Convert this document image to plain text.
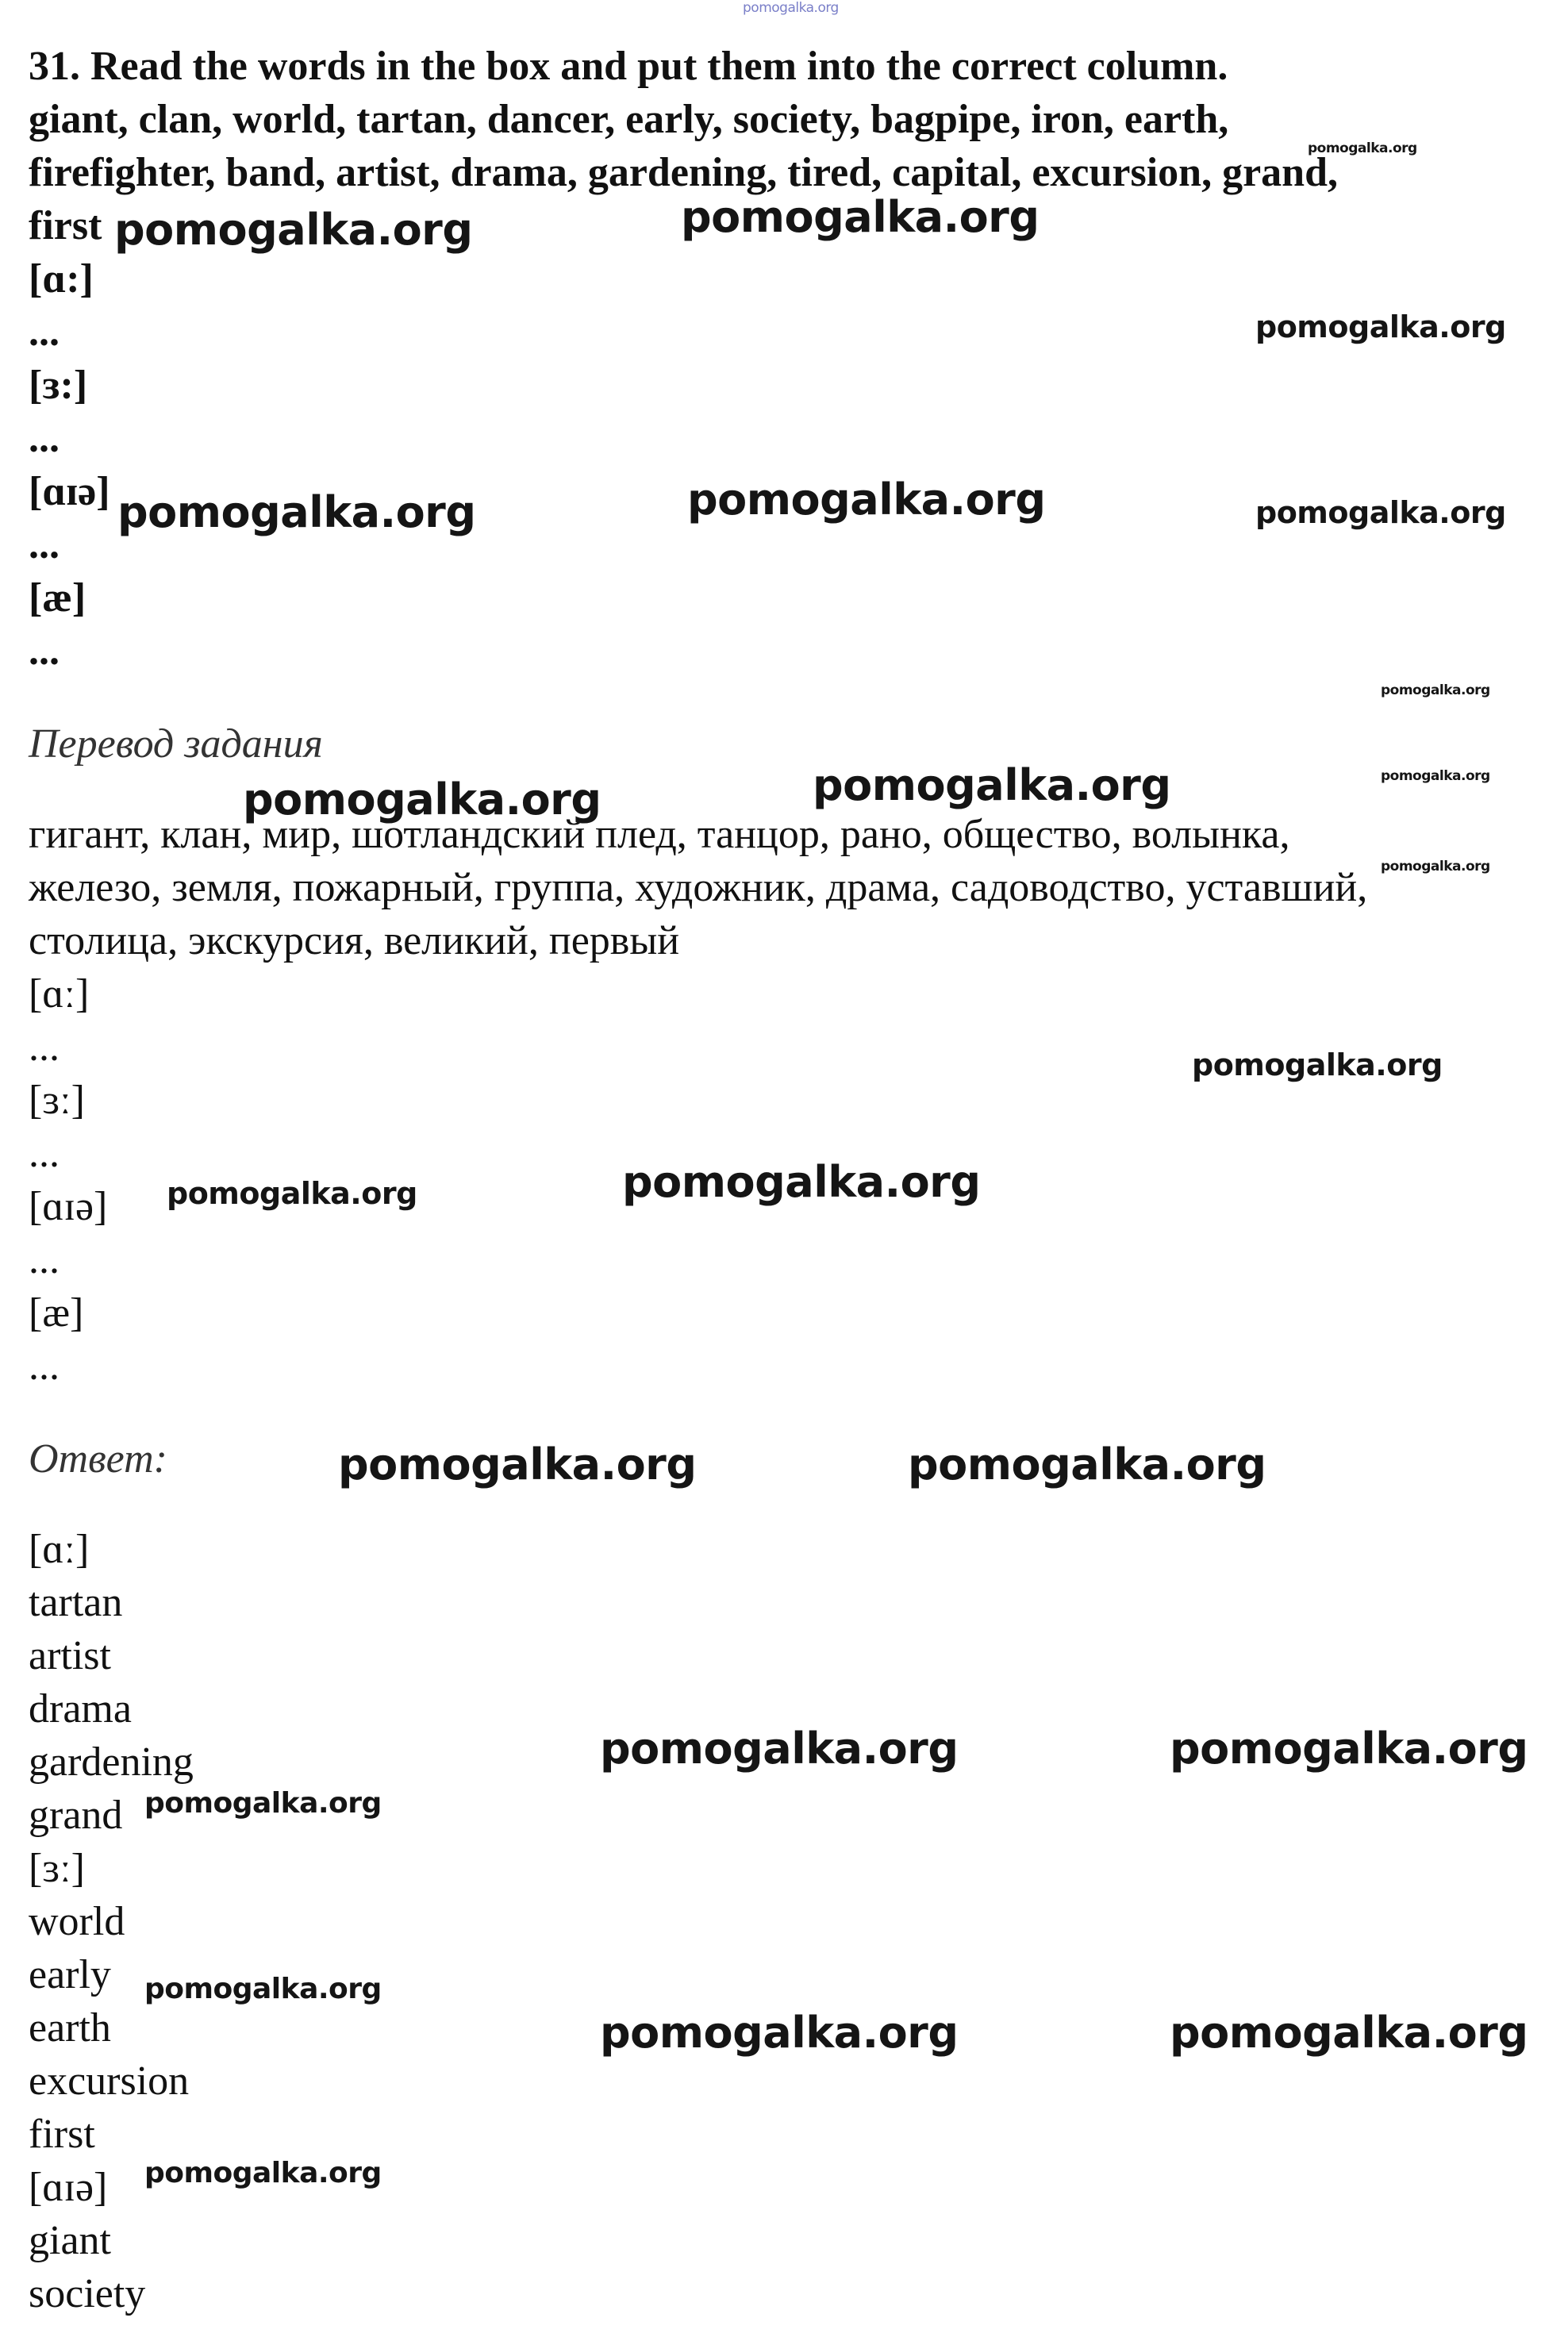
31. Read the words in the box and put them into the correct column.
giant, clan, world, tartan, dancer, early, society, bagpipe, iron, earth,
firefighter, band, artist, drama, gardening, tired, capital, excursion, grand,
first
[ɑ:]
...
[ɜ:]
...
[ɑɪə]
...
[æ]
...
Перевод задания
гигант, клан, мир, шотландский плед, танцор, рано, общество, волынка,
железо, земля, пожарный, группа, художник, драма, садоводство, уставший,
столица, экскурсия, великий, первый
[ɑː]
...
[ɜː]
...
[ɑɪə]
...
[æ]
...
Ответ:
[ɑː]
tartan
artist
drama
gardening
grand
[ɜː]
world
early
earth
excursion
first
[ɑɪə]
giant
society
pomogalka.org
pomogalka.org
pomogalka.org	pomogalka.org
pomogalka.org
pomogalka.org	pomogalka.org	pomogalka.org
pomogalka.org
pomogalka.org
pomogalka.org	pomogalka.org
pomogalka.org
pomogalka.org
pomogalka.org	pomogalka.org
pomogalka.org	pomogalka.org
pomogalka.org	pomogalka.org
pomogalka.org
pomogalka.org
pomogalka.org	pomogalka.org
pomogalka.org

* * *

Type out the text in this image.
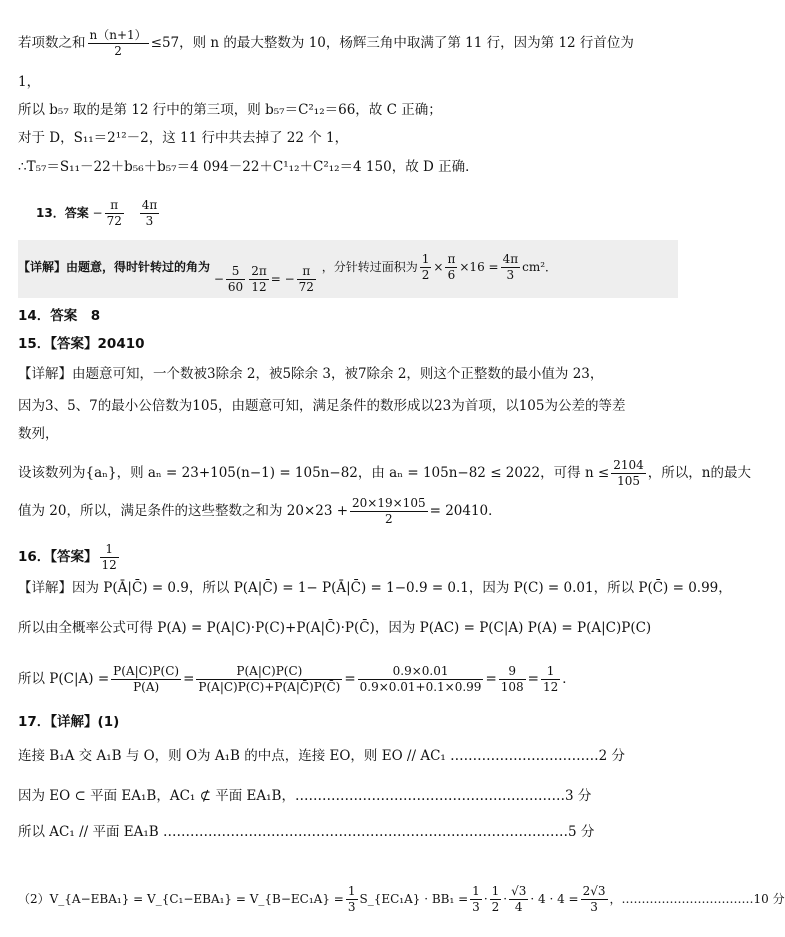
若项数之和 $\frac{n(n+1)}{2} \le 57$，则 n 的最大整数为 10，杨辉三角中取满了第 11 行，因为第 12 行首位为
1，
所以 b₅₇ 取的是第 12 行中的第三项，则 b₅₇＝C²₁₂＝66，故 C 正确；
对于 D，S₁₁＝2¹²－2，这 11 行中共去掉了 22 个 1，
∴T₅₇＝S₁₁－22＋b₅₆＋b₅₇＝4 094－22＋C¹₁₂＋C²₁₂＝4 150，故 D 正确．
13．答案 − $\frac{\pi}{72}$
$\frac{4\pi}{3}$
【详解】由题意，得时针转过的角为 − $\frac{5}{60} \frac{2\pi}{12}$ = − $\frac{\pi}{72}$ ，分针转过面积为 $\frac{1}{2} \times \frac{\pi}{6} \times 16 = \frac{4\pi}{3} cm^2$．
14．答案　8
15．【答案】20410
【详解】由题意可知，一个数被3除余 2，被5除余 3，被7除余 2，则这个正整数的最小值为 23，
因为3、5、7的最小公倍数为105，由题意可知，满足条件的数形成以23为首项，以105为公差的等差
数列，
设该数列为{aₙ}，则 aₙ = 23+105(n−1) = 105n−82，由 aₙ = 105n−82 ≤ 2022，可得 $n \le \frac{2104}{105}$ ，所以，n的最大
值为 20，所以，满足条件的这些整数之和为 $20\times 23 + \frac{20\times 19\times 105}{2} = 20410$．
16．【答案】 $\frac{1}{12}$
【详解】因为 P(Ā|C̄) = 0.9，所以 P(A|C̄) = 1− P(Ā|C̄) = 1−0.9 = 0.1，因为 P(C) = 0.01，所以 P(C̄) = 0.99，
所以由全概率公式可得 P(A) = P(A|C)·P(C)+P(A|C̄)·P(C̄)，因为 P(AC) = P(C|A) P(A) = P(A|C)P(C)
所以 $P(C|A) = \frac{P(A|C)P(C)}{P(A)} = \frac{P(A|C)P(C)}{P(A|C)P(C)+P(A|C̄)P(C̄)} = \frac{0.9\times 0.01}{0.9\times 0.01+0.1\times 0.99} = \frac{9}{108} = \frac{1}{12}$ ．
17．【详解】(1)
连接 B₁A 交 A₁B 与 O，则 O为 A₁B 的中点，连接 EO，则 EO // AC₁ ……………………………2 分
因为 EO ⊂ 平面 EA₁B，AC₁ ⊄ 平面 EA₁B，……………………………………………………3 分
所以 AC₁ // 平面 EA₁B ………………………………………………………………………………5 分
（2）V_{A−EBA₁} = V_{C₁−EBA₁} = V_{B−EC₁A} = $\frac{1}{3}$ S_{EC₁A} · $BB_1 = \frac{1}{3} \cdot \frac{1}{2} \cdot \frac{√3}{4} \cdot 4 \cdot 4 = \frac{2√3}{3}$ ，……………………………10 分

* * *

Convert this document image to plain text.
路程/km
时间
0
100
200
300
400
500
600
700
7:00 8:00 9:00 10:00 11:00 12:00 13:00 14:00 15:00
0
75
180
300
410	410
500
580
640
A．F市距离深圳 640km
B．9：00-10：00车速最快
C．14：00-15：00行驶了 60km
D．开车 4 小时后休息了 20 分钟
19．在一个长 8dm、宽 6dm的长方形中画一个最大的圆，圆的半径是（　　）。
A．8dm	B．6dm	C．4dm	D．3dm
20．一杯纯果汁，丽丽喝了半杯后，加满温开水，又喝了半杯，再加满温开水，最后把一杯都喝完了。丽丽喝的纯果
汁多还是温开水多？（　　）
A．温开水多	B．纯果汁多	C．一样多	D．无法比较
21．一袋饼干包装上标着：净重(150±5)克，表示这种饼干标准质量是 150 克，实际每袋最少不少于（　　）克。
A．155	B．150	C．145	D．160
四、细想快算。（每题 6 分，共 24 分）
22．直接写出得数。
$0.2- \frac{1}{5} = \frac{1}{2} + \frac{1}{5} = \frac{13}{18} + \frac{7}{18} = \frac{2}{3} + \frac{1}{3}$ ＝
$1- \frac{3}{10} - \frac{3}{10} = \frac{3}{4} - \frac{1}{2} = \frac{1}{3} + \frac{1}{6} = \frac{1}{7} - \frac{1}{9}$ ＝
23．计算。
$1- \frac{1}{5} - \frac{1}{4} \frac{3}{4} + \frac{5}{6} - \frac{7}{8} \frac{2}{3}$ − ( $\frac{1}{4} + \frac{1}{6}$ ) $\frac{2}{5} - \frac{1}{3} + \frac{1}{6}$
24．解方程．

EXERCISE OBJECTIVE:
Return all lines containing "world".

SOLUTION BELOW:
giant, clan, world, tartan, dancer, early, society, bagpipe, iron, earth,
world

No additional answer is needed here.